# Votre objectif
Traduisez en anglais cette phrase de l'extrait sur l'informatique quantique : « Le coût d’un tel projet étant évidemment colossal, on remarque que seuls de grands acteurs privés se sont officiellement lancés dans de telles entreprises. »

Un bref état des lieux
1. Typologie des acteurs
De façon d’emblée très schématique, on peut observer une distinction entre recherche publique et recherche privée dans le domaine de l’informatique quantique. Si bien sûr les innovations théoriques émanent indifféremment aussi bien du secteur public que du secteur privé, il en va bien différemment dans la tentative de réaliser un réel ordinateur quantique incluant un maximum de bits quantiques.
Le coût d’un tel projet étant évidemment colossal, on remarque que seuls de grands acteurs privés se sont officiellement lancés dans de telles entreprises. On notera toutefois que le sujet est particulièrement sensible, le niveau d’informations atteignant le grand public plutôt parcellaire, il n’est pas impossible que certains acteurs et possiblement des États-nations se soient lancés dans la construction d’un ordinateur quantique, cela en toute confidentialité.

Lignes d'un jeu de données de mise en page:
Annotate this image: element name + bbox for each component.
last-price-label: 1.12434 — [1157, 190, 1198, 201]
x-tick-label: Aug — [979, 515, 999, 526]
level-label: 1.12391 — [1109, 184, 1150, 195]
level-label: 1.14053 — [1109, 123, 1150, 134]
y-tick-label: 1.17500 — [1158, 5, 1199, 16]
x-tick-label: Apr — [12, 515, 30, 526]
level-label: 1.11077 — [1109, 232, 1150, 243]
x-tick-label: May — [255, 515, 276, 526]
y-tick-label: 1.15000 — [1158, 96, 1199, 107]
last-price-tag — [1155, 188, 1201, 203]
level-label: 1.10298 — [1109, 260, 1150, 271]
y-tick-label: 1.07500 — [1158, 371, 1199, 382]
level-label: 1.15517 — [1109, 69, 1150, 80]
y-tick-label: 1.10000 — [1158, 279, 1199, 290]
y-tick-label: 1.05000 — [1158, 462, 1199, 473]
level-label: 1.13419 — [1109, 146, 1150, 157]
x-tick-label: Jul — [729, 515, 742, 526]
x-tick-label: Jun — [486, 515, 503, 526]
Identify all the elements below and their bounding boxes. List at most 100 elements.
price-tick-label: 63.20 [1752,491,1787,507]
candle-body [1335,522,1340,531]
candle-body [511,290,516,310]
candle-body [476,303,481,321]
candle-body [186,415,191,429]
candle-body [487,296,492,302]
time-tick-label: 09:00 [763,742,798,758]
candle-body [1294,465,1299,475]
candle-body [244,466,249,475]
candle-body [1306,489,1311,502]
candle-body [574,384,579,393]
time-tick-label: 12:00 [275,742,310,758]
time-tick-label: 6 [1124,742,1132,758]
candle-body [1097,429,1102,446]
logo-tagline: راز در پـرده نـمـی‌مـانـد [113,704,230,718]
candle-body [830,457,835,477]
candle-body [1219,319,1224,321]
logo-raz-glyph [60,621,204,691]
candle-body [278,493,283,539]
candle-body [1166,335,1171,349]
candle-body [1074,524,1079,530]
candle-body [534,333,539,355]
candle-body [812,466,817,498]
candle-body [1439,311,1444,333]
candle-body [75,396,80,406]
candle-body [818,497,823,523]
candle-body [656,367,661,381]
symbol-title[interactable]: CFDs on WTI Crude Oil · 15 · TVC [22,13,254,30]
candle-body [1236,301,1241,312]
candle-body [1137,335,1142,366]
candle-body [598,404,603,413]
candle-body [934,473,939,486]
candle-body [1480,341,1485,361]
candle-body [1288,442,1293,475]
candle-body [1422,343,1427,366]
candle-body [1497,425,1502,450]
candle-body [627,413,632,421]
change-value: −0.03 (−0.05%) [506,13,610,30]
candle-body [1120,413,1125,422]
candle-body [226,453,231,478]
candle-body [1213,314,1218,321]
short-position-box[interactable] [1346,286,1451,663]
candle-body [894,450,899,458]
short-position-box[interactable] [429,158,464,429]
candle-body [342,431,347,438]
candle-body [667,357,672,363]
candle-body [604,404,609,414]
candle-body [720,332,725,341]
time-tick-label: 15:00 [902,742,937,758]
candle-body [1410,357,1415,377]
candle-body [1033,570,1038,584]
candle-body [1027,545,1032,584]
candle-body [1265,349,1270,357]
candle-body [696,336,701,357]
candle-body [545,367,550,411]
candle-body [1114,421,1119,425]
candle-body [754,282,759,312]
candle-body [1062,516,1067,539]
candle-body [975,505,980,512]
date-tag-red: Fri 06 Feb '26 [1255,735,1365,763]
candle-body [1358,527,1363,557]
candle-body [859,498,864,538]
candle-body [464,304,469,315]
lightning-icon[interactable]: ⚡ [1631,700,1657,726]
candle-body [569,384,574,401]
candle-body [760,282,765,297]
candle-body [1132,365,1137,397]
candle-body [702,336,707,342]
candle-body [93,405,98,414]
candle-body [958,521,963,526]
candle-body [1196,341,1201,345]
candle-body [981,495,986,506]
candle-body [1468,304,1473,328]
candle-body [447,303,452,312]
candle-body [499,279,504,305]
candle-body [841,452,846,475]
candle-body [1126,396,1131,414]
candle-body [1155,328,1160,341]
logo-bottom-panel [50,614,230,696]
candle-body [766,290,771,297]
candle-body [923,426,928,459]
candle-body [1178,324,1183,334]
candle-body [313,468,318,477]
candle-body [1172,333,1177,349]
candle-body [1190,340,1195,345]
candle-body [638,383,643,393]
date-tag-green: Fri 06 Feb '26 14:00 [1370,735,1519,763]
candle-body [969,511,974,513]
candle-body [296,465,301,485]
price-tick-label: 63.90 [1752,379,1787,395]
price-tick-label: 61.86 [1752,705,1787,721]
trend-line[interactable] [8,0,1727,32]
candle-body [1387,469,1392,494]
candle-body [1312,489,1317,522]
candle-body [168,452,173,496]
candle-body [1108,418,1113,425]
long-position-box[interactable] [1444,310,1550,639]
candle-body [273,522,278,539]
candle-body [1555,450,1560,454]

# Réponse
Since the cost of such a project is obviously colossal, it can be seen that only large private players have officially embarked on such undertakings.